━━━ ENTRIES SUPPLIED
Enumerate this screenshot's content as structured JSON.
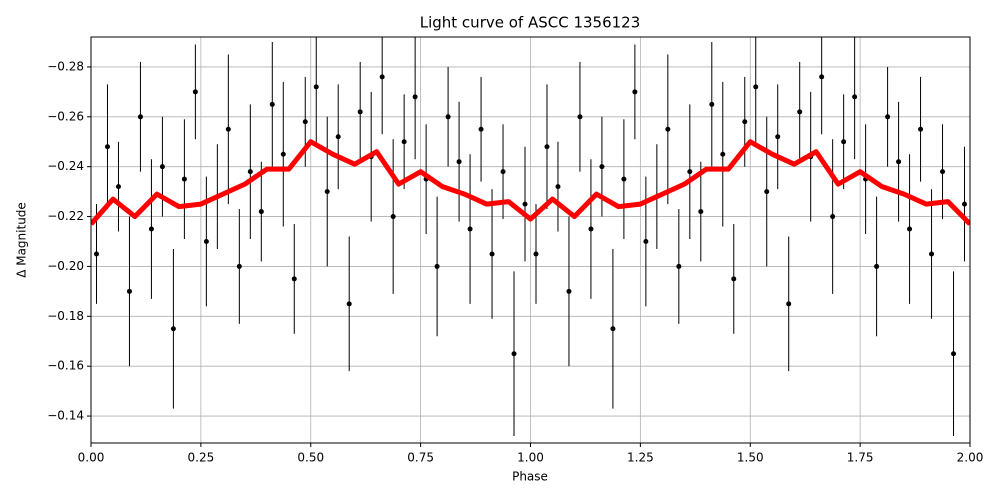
{
  "chart_data": {
    "type": "errorbar",
    "title": "Light curve of ASCC 1356123",
    "x_label": "Phase",
    "y_label": "Δ Magnitude",
    "xlim": [
      0,
      2
    ],
    "ylim": [
      -0.1292,
      -0.292
    ],
    "grid": true,
    "xticks": [
      {
        "value": 0,
        "label": "0.00"
      },
      {
        "value": 0.25,
        "label": "0.25"
      },
      {
        "value": 0.5,
        "label": "0.50"
      },
      {
        "value": 0.75,
        "label": "0.75"
      },
      {
        "value": 1,
        "label": "1.00"
      },
      {
        "value": 1.25,
        "label": "1.25"
      },
      {
        "value": 1.5,
        "label": "1.50"
      },
      {
        "value": 1.75,
        "label": "1.75"
      },
      {
        "value": 2,
        "label": "2.00"
      }
    ],
    "yticks": [
      {
        "value": -0.28,
        "label": "−0.28"
      },
      {
        "value": -0.26,
        "label": "−0.26"
      },
      {
        "value": -0.24,
        "label": "−0.24"
      },
      {
        "value": -0.22,
        "label": "−0.22"
      },
      {
        "value": -0.2,
        "label": "−0.20"
      },
      {
        "value": -0.18,
        "label": "−0.18"
      },
      {
        "value": -0.16,
        "label": "−0.16"
      },
      {
        "value": -0.14,
        "label": "−0.14"
      }
    ],
    "series": [
      {
        "mark": "points",
        "color": "#000000",
        "x": [
          0.0125,
          0.0375,
          0.0625,
          0.0875,
          0.1125,
          0.1375,
          0.1625,
          0.1875,
          0.2125,
          0.2375,
          0.2625,
          0.2875,
          0.3125,
          0.3375,
          0.3625,
          0.3875,
          0.4125,
          0.4375,
          0.4625,
          0.4875,
          0.5125,
          0.5375,
          0.5625,
          0.5875,
          0.6125,
          0.6375,
          0.6625,
          0.6875,
          0.7125,
          0.7375,
          0.7625,
          0.7875,
          0.8125,
          0.8375,
          0.8625,
          0.8875,
          0.9125,
          0.9375,
          0.9625,
          0.9875,
          1.0125,
          1.0375,
          1.0625,
          1.0875,
          1.1125,
          1.1375,
          1.1625,
          1.1875,
          1.2125,
          1.2375,
          1.2625,
          1.2875,
          1.3125,
          1.3375,
          1.3625,
          1.3875,
          1.4125,
          1.4375,
          1.4625,
          1.4875,
          1.5125,
          1.5375,
          1.5625,
          1.5875,
          1.6125,
          1.6375,
          1.6625,
          1.6875,
          1.7125,
          1.7375,
          1.7625,
          1.7875,
          1.8125,
          1.8375,
          1.8625,
          1.8875,
          1.9125,
          1.9375,
          1.9625,
          1.9875
        ],
        "values": [
          -0.205,
          -0.248,
          -0.232,
          -0.19,
          -0.26,
          -0.215,
          -0.24,
          -0.175,
          -0.235,
          -0.27,
          -0.21,
          -0.228,
          -0.255,
          -0.2,
          -0.238,
          -0.222,
          -0.265,
          -0.245,
          -0.195,
          -0.258,
          -0.272,
          -0.23,
          -0.252,
          -0.185,
          -0.262,
          -0.244,
          -0.276,
          -0.22,
          -0.25,
          -0.268,
          -0.235,
          -0.2,
          -0.26,
          -0.242,
          -0.215,
          -0.255,
          -0.205,
          -0.238,
          -0.165,
          -0.225,
          -0.205,
          -0.248,
          -0.232,
          -0.19,
          -0.26,
          -0.215,
          -0.24,
          -0.175,
          -0.235,
          -0.27,
          -0.21,
          -0.228,
          -0.255,
          -0.2,
          -0.238,
          -0.222,
          -0.265,
          -0.245,
          -0.195,
          -0.258,
          -0.272,
          -0.23,
          -0.252,
          -0.185,
          -0.262,
          -0.244,
          -0.276,
          -0.22,
          -0.25,
          -0.268,
          -0.235,
          -0.2,
          -0.26,
          -0.242,
          -0.215,
          -0.255,
          -0.205,
          -0.238,
          -0.165,
          -0.225
        ],
        "errors": [
          0.02,
          0.025,
          0.018,
          0.03,
          0.022,
          0.028,
          0.02,
          0.032,
          0.024,
          0.019,
          0.026,
          0.021,
          0.03,
          0.023,
          0.027,
          0.02,
          0.025,
          0.029,
          0.022,
          0.018,
          0.024,
          0.03,
          0.021,
          0.027,
          0.02,
          0.026,
          0.023,
          0.031,
          0.019,
          0.025,
          0.022,
          0.028,
          0.02,
          0.024,
          0.03,
          0.021,
          0.026,
          0.019,
          0.033,
          0.023,
          0.02,
          0.025,
          0.018,
          0.03,
          0.022,
          0.028,
          0.02,
          0.032,
          0.024,
          0.019,
          0.026,
          0.021,
          0.03,
          0.023,
          0.027,
          0.02,
          0.025,
          0.029,
          0.022,
          0.018,
          0.024,
          0.03,
          0.021,
          0.027,
          0.02,
          0.026,
          0.023,
          0.031,
          0.019,
          0.025,
          0.022,
          0.028,
          0.02,
          0.024,
          0.03,
          0.021,
          0.026,
          0.019,
          0.033,
          0.023
        ]
      },
      {
        "mark": "line",
        "color": "#ff0000",
        "x": [
          0,
          0.05,
          0.1,
          0.15,
          0.2,
          0.25,
          0.3,
          0.35,
          0.4,
          0.45,
          0.5,
          0.55,
          0.6,
          0.65,
          0.7,
          0.75,
          0.8,
          0.85,
          0.9,
          0.95,
          1,
          1.05,
          1.1,
          1.15,
          1.2,
          1.25,
          1.3,
          1.35,
          1.4,
          1.45,
          1.5,
          1.55,
          1.6,
          1.65,
          1.7,
          1.75,
          1.8,
          1.85,
          1.9,
          1.95,
          2
        ],
        "values": [
          -0.217,
          -0.227,
          -0.22,
          -0.229,
          -0.224,
          -0.225,
          -0.229,
          -0.233,
          -0.239,
          -0.239,
          -0.25,
          -0.245,
          -0.241,
          -0.246,
          -0.233,
          -0.238,
          -0.232,
          -0.229,
          -0.225,
          -0.226,
          -0.219,
          -0.227,
          -0.22,
          -0.229,
          -0.224,
          -0.225,
          -0.229,
          -0.233,
          -0.239,
          -0.239,
          -0.25,
          -0.245,
          -0.241,
          -0.246,
          -0.233,
          -0.238,
          -0.232,
          -0.229,
          -0.225,
          -0.226,
          -0.217
        ]
      }
    ]
  }
}
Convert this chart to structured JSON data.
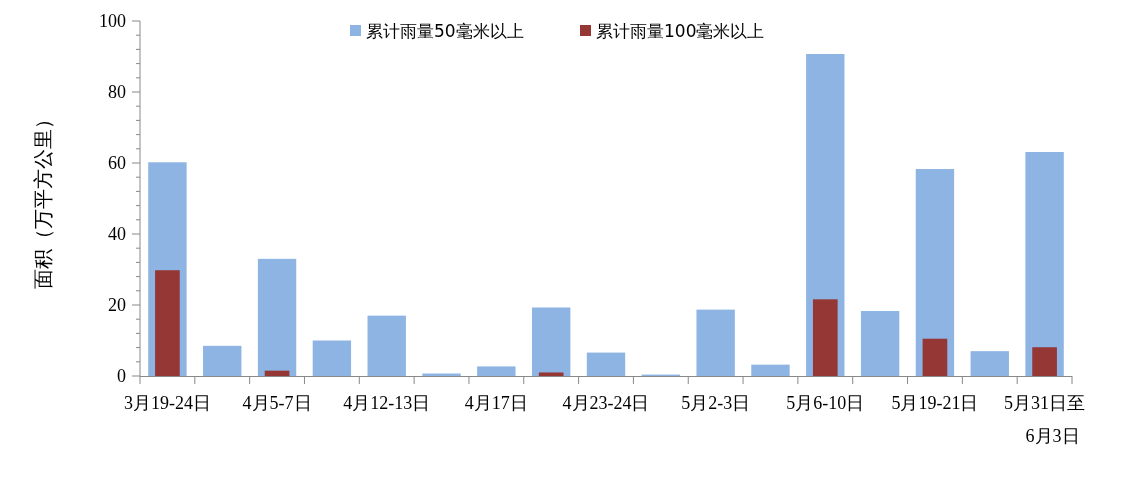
{
  "chart_data": {
    "type": "bar",
    "ylabel": "面积（万平方公里）",
    "categories": [
      "3月19-24日",
      null,
      "4月5-7日",
      null,
      "4月12-13日",
      null,
      "4月17日",
      null,
      "4月23-24日",
      null,
      "5月2-3日",
      null,
      "5月6-10日",
      null,
      "5月19-21日",
      null,
      "5月31日至6月3日"
    ],
    "series": [
      {
        "name": "累计雨量50毫米以上",
        "color": "#8db4e2",
        "values": [
          60.2,
          8.5,
          33,
          10,
          17,
          0.7,
          2.7,
          19.3,
          6.6,
          0.4,
          18.7,
          3.2,
          90.7,
          18.3,
          58.3,
          7.0,
          63.1
        ]
      },
      {
        "name": "累计雨量100毫米以上",
        "color": "#953735",
        "values": [
          29.8,
          null,
          1.5,
          null,
          null,
          null,
          null,
          1.0,
          null,
          null,
          null,
          null,
          21.6,
          null,
          10.5,
          null,
          8.1
        ]
      }
    ],
    "ylim": [
      0,
      100
    ],
    "yticks": [
      0,
      20,
      40,
      60,
      80,
      100
    ],
    "grid": false,
    "legend": "top"
  }
}
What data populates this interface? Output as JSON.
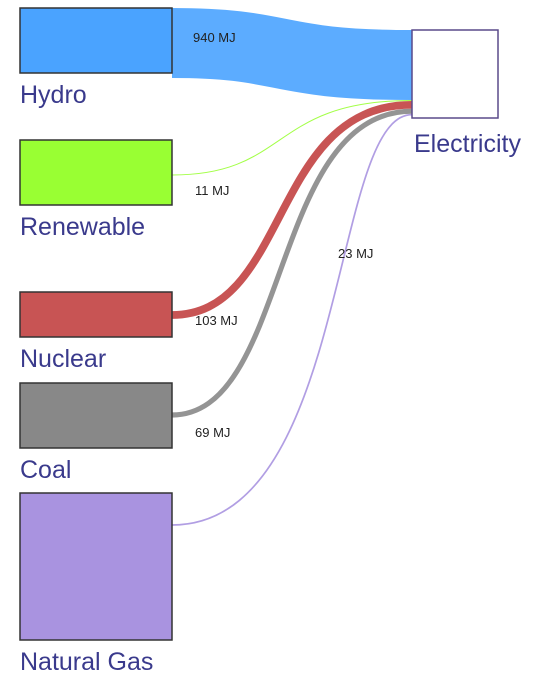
{
  "chart_data": {
    "type": "sankey",
    "categories": [
      "Hydro",
      "Renewable",
      "Nuclear",
      "Coal",
      "Natural Gas"
    ],
    "target": "Electricity",
    "values": [
      940,
      11,
      103,
      69,
      23
    ],
    "value_labels": [
      "940 MJ",
      "11 MJ",
      "103 MJ",
      "69 MJ",
      "23 MJ"
    ],
    "colors": [
      "#4aa3ff",
      "#99ff33",
      "#c85454",
      "#888888",
      "#a993e0"
    ]
  }
}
━━━━━━
### JOB
The pictures stay out; repeat exactly the lines from the one with "What data populates" to the end of the entries above, and nothing else.

### TASK RESPONSE
What data populates this interface? Output as JSON.
{
  "chart_data": {
    "type": "sankey",
    "categories": [
      "Hydro",
      "Renewable",
      "Nuclear",
      "Coal",
      "Natural Gas"
    ],
    "target": "Electricity",
    "values": [
      940,
      11,
      103,
      69,
      23
    ],
    "value_labels": [
      "940 MJ",
      "11 MJ",
      "103 MJ",
      "69 MJ",
      "23 MJ"
    ],
    "colors": [
      "#4aa3ff",
      "#99ff33",
      "#c85454",
      "#888888",
      "#a993e0"
    ]
  }
}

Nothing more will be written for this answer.